%%

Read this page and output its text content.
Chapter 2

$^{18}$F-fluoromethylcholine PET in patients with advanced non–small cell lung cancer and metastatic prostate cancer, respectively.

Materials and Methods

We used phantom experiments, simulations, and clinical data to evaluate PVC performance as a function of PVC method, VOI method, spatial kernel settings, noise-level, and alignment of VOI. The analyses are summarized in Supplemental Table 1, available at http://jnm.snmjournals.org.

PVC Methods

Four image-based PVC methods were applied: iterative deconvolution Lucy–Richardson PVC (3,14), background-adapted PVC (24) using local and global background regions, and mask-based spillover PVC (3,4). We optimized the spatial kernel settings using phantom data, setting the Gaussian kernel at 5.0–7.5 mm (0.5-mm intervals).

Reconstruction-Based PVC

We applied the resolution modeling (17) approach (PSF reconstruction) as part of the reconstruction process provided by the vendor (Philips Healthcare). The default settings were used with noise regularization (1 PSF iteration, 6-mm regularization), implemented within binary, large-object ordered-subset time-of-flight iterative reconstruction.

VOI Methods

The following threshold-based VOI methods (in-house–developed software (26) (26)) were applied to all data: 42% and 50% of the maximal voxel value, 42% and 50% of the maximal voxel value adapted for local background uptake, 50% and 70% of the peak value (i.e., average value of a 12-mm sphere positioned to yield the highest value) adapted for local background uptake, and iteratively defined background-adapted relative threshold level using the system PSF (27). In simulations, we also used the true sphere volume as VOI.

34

%%

Each record above needs to be reproduced exactly as written.

Read this page and output its text content.
Chapter 2

$^{18}$F-fluoromethylcholine PET in patients with advanced non–small cell lung cancer and metastatic prostate cancer, respectively.

Materials and Methods

We used phantom experiments, simulations, and clinical data to evaluate PVC performance as a function of PVC method, VOI method, spatial kernel settings, noise-level, and alignment of VOI. The analyses are summarized in Supplemental Table 1, available at http://jnm.snmjournals.org.

PVC Methods

Four image-based PVC methods were applied: iterative deconvolution Lucy–Richardson PVC (3,14), background-adapted PVC (24) using local and global background regions, and mask-based spillover PVC (3,4). We optimized the spatial kernel settings using phantom data, setting the Gaussian kernel at 5.0–7.5 mm (0.5-mm intervals).

Reconstruction-Based PVC

We applied the resolution modeling (17) approach (PSF reconstruction) as part of the reconstruction process provided by the vendor (Philips Healthcare). The default settings were used with noise regularization (1 PSF iteration, 6-mm regularization), implemented within binary, large-object ordered-subset time-of-flight iterative reconstruction.

VOI Methods

The following threshold-based VOI methods (in-house–developed software (26) (26)) were applied to all data: 42% and 50% of the maximal voxel value, 42% and 50% of the maximal voxel value adapted for local background uptake, 50% and 70% of the peak value (i.e., average value of a 12-mm sphere positioned to yield the highest value) adapted for local background uptake, and iteratively defined background-adapted relative threshold level using the system PSF (27). In simulations, we also used the true sphere volume as VOI.

34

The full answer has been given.